[START Excerpted data]

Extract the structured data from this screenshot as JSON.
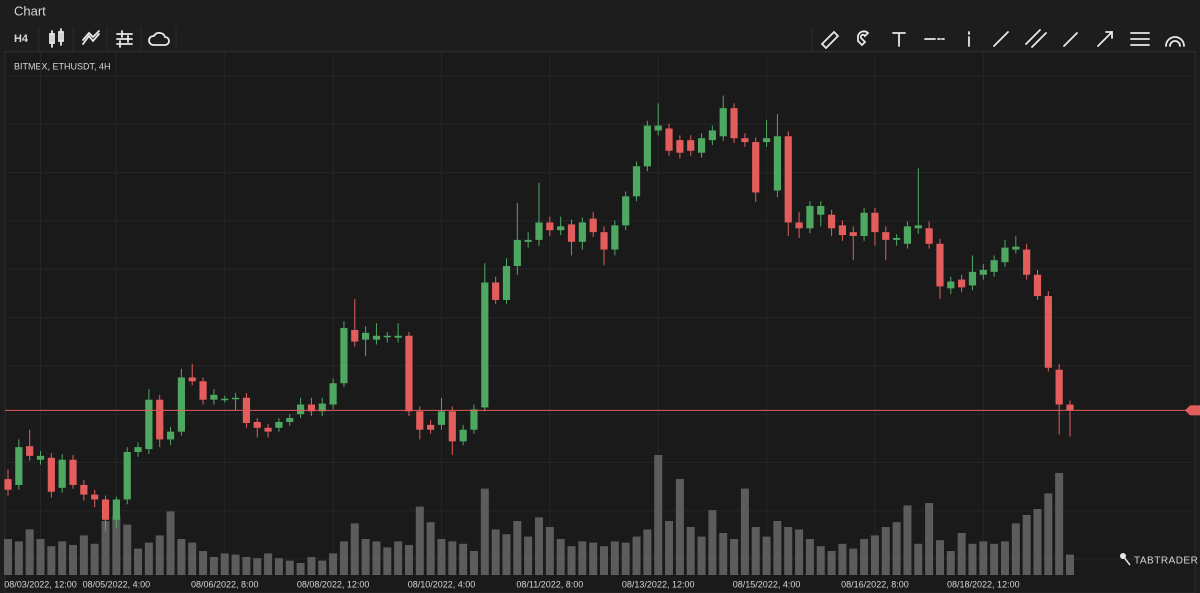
{
  "title": "Chart",
  "toolbar": {
    "interval": "H4"
  },
  "watermark": "TABTRADER",
  "chart_data": {
    "type": "candlestick",
    "subtitle": "BITMEX, ETHUSDT, 4H",
    "up_color": "#4fa862",
    "down_color": "#e35d5d",
    "volume_color": "#5c5c5c",
    "price_line_color": "#e35d5d",
    "ylim": [
      1530,
      2070
    ],
    "y2lim": [
      0,
      100
    ],
    "categories": [
      null,
      null,
      null,
      "08/03/2022, 12:00",
      null,
      null,
      null,
      null,
      null,
      null,
      "08/05/2022, 4:00",
      null,
      null,
      null,
      null,
      null,
      null,
      null,
      null,
      null,
      "08/06/2022, 8:00",
      null,
      null,
      null,
      null,
      null,
      null,
      null,
      null,
      null,
      "08/08/2022, 12:00",
      null,
      null,
      null,
      null,
      null,
      null,
      null,
      null,
      null,
      "08/10/2022, 4:00",
      null,
      null,
      null,
      null,
      null,
      null,
      null,
      null,
      null,
      "08/11/2022, 8:00",
      null,
      null,
      null,
      null,
      null,
      null,
      null,
      null,
      null,
      "08/13/2022, 12:00",
      null,
      null,
      null,
      null,
      null,
      null,
      null,
      null,
      null,
      "08/15/2022, 4:00",
      null,
      null,
      null,
      null,
      null,
      null,
      null,
      null,
      null,
      "08/16/2022, 8:00",
      null,
      null,
      null,
      null,
      null,
      null,
      null,
      null,
      null,
      "08/18/2022, 12:00",
      null,
      null,
      null,
      null,
      null,
      null,
      null,
      null
    ],
    "open": [
      1629,
      1623,
      1663,
      1649,
      1651,
      1620,
      1649,
      1623,
      1613,
      1608,
      1587,
      1608,
      1657,
      1660,
      1711,
      1670,
      1678,
      1734,
      1730,
      1711,
      1711,
      1712,
      1713,
      1688,
      1682,
      1682,
      1688,
      1696,
      1706,
      1699,
      1706,
      1728,
      1783,
      1773,
      1773,
      1776,
      1775,
      1777,
      1699,
      1685,
      1685,
      1699,
      1668,
      1680,
      1703,
      1832,
      1814,
      1849,
      1874,
      1876,
      1894,
      1886,
      1892,
      1874,
      1898,
      1884,
      1866,
      1891,
      1921,
      1952,
      1989,
      1991,
      1979,
      1979,
      1966,
      1979,
      1983,
      2012,
      1981,
      1977,
      1977,
      1927,
      1983,
      1894,
      1888,
      1902,
      1902,
      1891,
      1884,
      1880,
      1904,
      1884,
      1876,
      1872,
      1888,
      1888,
      1872,
      1826,
      1835,
      1829,
      1840,
      1843,
      1853,
      1866,
      1866,
      1840,
      1818,
      1742,
      1706
    ],
    "high": [
      1639,
      1670,
      1680,
      1658,
      1656,
      1655,
      1654,
      1628,
      1618,
      1612,
      1611,
      1662,
      1667,
      1722,
      1716,
      1683,
      1743,
      1748,
      1734,
      1722,
      1715,
      1718,
      1718,
      1692,
      1686,
      1692,
      1696,
      1713,
      1713,
      1713,
      1733,
      1792,
      1815,
      1787,
      1790,
      1781,
      1790,
      1781,
      1704,
      1690,
      1713,
      1704,
      1685,
      1706,
      1852,
      1838,
      1857,
      1914,
      1884,
      1935,
      1900,
      1900,
      1897,
      1899,
      1905,
      1890,
      1896,
      1926,
      1957,
      1999,
      2017,
      1996,
      1984,
      1984,
      1986,
      1994,
      2025,
      2017,
      1986,
      1982,
      2000,
      2006,
      1988,
      1905,
      1916,
      1916,
      1907,
      1896,
      1890,
      1909,
      1909,
      1890,
      1882,
      1895,
      1950,
      1895,
      1877,
      1838,
      1840,
      1860,
      1851,
      1860,
      1876,
      1880,
      1872,
      1845,
      1823,
      1748,
      1710
    ],
    "low": [
      1612,
      1618,
      1648,
      1644,
      1610,
      1615,
      1619,
      1607,
      1600,
      1575,
      1578,
      1603,
      1652,
      1655,
      1662,
      1664,
      1674,
      1726,
      1706,
      1706,
      1708,
      1700,
      1682,
      1672,
      1672,
      1678,
      1684,
      1692,
      1694,
      1694,
      1701,
      1724,
      1766,
      1756,
      1768,
      1770,
      1770,
      1694,
      1670,
      1676,
      1680,
      1654,
      1664,
      1676,
      1699,
      1810,
      1810,
      1840,
      1868,
      1870,
      1880,
      1881,
      1860,
      1866,
      1879,
      1850,
      1860,
      1886,
      1916,
      1947,
      1984,
      1963,
      1960,
      1963,
      1961,
      1974,
      1978,
      1976,
      1972,
      1915,
      1972,
      1920,
      1880,
      1878,
      1883,
      1890,
      1880,
      1875,
      1855,
      1875,
      1870,
      1855,
      1870,
      1867,
      1882,
      1867,
      1815,
      1820,
      1822,
      1824,
      1835,
      1838,
      1848,
      1862,
      1835,
      1814,
      1740,
      1675,
      1673
    ],
    "close": [
      1618,
      1662,
      1653,
      1653,
      1616,
      1649,
      1623,
      1613,
      1608,
      1587,
      1608,
      1657,
      1662,
      1711,
      1670,
      1678,
      1734,
      1730,
      1711,
      1716,
      1712,
      1713,
      1687,
      1682,
      1678,
      1688,
      1692,
      1706,
      1699,
      1707,
      1728,
      1785,
      1771,
      1780,
      1777,
      1777,
      1777,
      1699,
      1680,
      1680,
      1699,
      1668,
      1680,
      1701,
      1832,
      1814,
      1849,
      1876,
      1876,
      1894,
      1886,
      1890,
      1874,
      1894,
      1884,
      1866,
      1891,
      1921,
      1952,
      1994,
      1994,
      1968,
      1966,
      1968,
      1981,
      1989,
      2012,
      1981,
      1977,
      1925,
      1981,
      1983,
      1894,
      1888,
      1911,
      1911,
      1888,
      1881,
      1880,
      1904,
      1884,
      1876,
      1878,
      1890,
      1891,
      1872,
      1828,
      1833,
      1827,
      1843,
      1845,
      1855,
      1868,
      1869,
      1840,
      1818,
      1744,
      1706,
      1700
    ],
    "volume": [
      30,
      28,
      38,
      30,
      24,
      28,
      25,
      33,
      26,
      45,
      50,
      42,
      22,
      27,
      33,
      53,
      30,
      27,
      20,
      15,
      18,
      17,
      15,
      14,
      18,
      14,
      12,
      10,
      15,
      12,
      18,
      28,
      43,
      30,
      28,
      23,
      28,
      25,
      57,
      44,
      30,
      28,
      26,
      20,
      72,
      38,
      34,
      45,
      32,
      48,
      40,
      30,
      24,
      28,
      27,
      24,
      28,
      27,
      32,
      38,
      100,
      45,
      80,
      40,
      32,
      54,
      35,
      30,
      72,
      40,
      32,
      45,
      40,
      38,
      30,
      24,
      20,
      26,
      22,
      30,
      33,
      40,
      44,
      58,
      26,
      60,
      29,
      20,
      35,
      26,
      28,
      26,
      28,
      43,
      50,
      55,
      68,
      85,
      17
    ]
  }
}
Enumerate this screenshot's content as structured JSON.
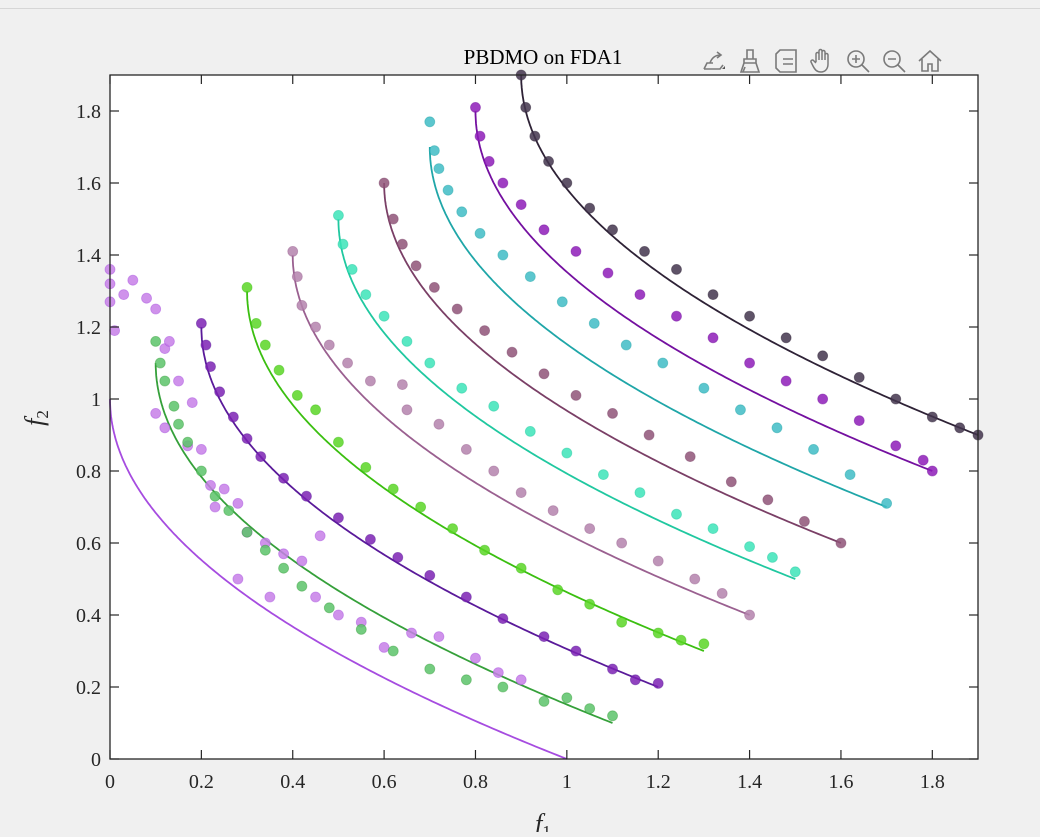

[END Excerpted data]

#### Aim of the task
Keep the pictures out and write out the records exactly.

#### Expected output
Extract the structured data from this screenshot as JSON.
{
  "title": "Chart",
  "toolbar": {
    "interval": "H4"
  },
  "watermark": "TABTRADER",
  "chart_data": {
    "type": "candlestick",
    "subtitle": "BITMEX, ETHUSDT, 4H",
    "up_color": "#4fa862",
    "down_color": "#e35d5d",
    "volume_color": "#5c5c5c",
    "price_line_color": "#e35d5d",
    "ylim": [
      1530,
      2070
    ],
    "y2lim": [
      0,
      100
    ],
    "categories": [
      null,
      null,
      null,
      "08/03/2022, 12:00",
      null,
      null,
      null,
      null,
      null,
      null,
      "08/05/2022, 4:00",
      null,
      null,
      null,
      null,
      null,
      null,
      null,
      null,
      null,
      "08/06/2022, 8:00",
      null,
      null,
      null,
      null,
      null,
      null,
      null,
      null,
      null,
      "08/08/2022, 12:00",
      null,
      null,
      null,
      null,
      null,
      null,
      null,
      null,
      null,
      "08/10/2022, 4:00",
      null,
      null,
      null,
      null,
      null,
      null,
      null,
      null,
      null,
      "08/11/2022, 8:00",
      null,
      null,
      null,
      null,
      null,
      null,
      null,
      null,
      null,
      "08/13/2022, 12:00",
      null,
      null,
      null,
      null,
      null,
      null,
      null,
      null,
      null,
      "08/15/2022, 4:00",
      null,
      null,
      null,
      null,
      null,
      null,
      null,
      null,
      null,
      "08/16/2022, 8:00",
      null,
      null,
      null,
      null,
      null,
      null,
      null,
      null,
      null,
      "08/18/2022, 12:00",
      null,
      null,
      null,
      null,
      null,
      null,
      null,
      null
    ],
    "open": [
      1629,
      1623,
      1663,
      1649,
      1651,
      1620,
      1649,
      1623,
      1613,
      1608,
      1587,
      1608,
      1657,
      1660,
      1711,
      1670,
      1678,
      1734,
      1730,
      1711,
      1711,
      1712,
      1713,
      1688,
      1682,
      1682,
      1688,
      1696,
      1706,
      1699,
      1706,
      1728,
      1783,
      1773,
      1773,
      1776,
      1775,
      1777,
      1699,
      1685,
      1685,
      1699,
      1668,
      1680,
      1703,
      1832,
      1814,
      1849,
      1874,
      1876,
      1894,
      1886,
      1892,
      1874,
      1898,
      1884,
      1866,
      1891,
      1921,
      1952,
      1989,
      1991,
      1979,
      1979,
      1966,
      1979,
      1983,
      2012,
      1981,
      1977,
      1977,
      1927,
      1983,
      1894,
      1888,
      1902,
      1902,
      1891,
      1884,
      1880,
      1904,
      1884,
      1876,
      1872,
      1888,
      1888,
      1872,
      1826,
      1835,
      1829,
      1840,
      1843,
      1853,
      1866,
      1866,
      1840,
      1818,
      1742,
      1706
    ],
    "high": [
      1639,
      1670,
      1680,
      1658,
      1656,
      1655,
      1654,
      1628,
      1618,
      1612,
      1611,
      1662,
      1667,
      1722,
      1716,
      1683,
      1743,
      1748,
      1734,
      1722,
      1715,
      1718,
      1718,
      1692,
      1686,
      1692,
      1696,
      1713,
      1713,
      1713,
      1733,
      1792,
      1815,
      1787,
      1790,
      1781,
      1790,
      1781,
      1704,
      1690,
      1713,
      1704,
      1685,
      1706,
      1852,
      1838,
      1857,
      1914,
      1884,
      1935,
      1900,
      1900,
      1897,
      1899,
      1905,
      1890,
      1896,
      1926,
      1957,
      1999,
      2017,
      1996,
      1984,
      1984,
      1986,
      1994,
      2025,
      2017,
      1986,
      1982,
      2000,
      2006,
      1988,
      1905,
      1916,
      1916,
      1907,
      1896,
      1890,
      1909,
      1909,
      1890,
      1882,
      1895,
      1950,
      1895,
      1877,
      1838,
      1840,
      1860,
      1851,
      1860,
      1876,
      1880,
      1872,
      1845,
      1823,
      1748,
      1710
    ],
    "low": [
      1612,
      1618,
      1648,
      1644,
      1610,
      1615,
      1619,
      1607,
      1600,
      1575,
      1578,
      1603,
      1652,
      1655,
      1662,
      1664,
      1674,
      1726,
      1706,
      1706,
      1708,
      1700,
      1682,
      1672,
      1672,
      1678,
      1684,
      1692,
      1694,
      1694,
      1701,
      1724,
      1766,
      1756,
      1768,
      1770,
      1770,
      1694,
      1670,
      1676,
      1680,
      1654,
      1664,
      1676,
      1699,
      1810,
      1810,
      1840,
      1868,
      1870,
      1880,
      1881,
      1860,
      1866,
      1879,
      1850,
      1860,
      1886,
      1916,
      1947,
      1984,
      1963,
      1960,
      1963,
      1961,
      1974,
      1978,
      1976,
      1972,
      1915,
      1972,
      1920,
      1880,
      1878,
      1883,
      1890,
      1880,
      1875,
      1855,
      1875,
      1870,
      1855,
      1870,
      1867,
      1882,
      1867,
      1815,
      1820,
      1822,
      1824,
      1835,
      1838,
      1848,
      1862,
      1835,
      1814,
      1740,
      1675,
      1673
    ],
    "close": [
      1618,
      1662,
      1653,
      1653,
      1616,
      1649,
      1623,
      1613,
      1608,
      1587,
      1608,
      1657,
      1662,
      1711,
      1670,
      1678,
      1734,
      1730,
      1711,
      1716,
      1712,
      1713,
      1687,
      1682,
      1678,
      1688,
      1692,
      1706,
      1699,
      1707,
      1728,
      1785,
      1771,
      1780,
      1777,
      1777,
      1777,
      1699,
      1680,
      1680,
      1699,
      1668,
      1680,
      1701,
      1832,
      1814,
      1849,
      1876,
      1876,
      1894,
      1886,
      1890,
      1874,
      1894,
      1884,
      1866,
      1891,
      1921,
      1952,
      1994,
      1994,
      1968,
      1966,
      1968,
      1981,
      1989,
      2012,
      1981,
      1977,
      1925,
      1981,
      1983,
      1894,
      1888,
      1911,
      1911,
      1888,
      1881,
      1880,
      1904,
      1884,
      1876,
      1878,
      1890,
      1891,
      1872,
      1828,
      1833,
      1827,
      1843,
      1845,
      1855,
      1868,
      1869,
      1840,
      1818,
      1744,
      1706,
      1700
    ],
    "volume": [
      30,
      28,
      38,
      30,
      24,
      28,
      25,
      33,
      26,
      45,
      50,
      42,
      22,
      27,
      33,
      53,
      30,
      27,
      20,
      15,
      18,
      17,
      15,
      14,
      18,
      14,
      12,
      10,
      15,
      12,
      18,
      28,
      43,
      30,
      28,
      23,
      28,
      25,
      57,
      44,
      30,
      28,
      26,
      20,
      72,
      38,
      34,
      45,
      32,
      48,
      40,
      30,
      24,
      28,
      27,
      24,
      28,
      27,
      32,
      38,
      100,
      45,
      80,
      40,
      32,
      54,
      35,
      30,
      72,
      40,
      32,
      45,
      40,
      38,
      30,
      24,
      20,
      26,
      22,
      30,
      33,
      40,
      44,
      58,
      26,
      60,
      29,
      20,
      35,
      26,
      28,
      26,
      28,
      43,
      50,
      55,
      68,
      85,
      17
    ]
  }
}
Enumerate this screenshot's content as structured JSON.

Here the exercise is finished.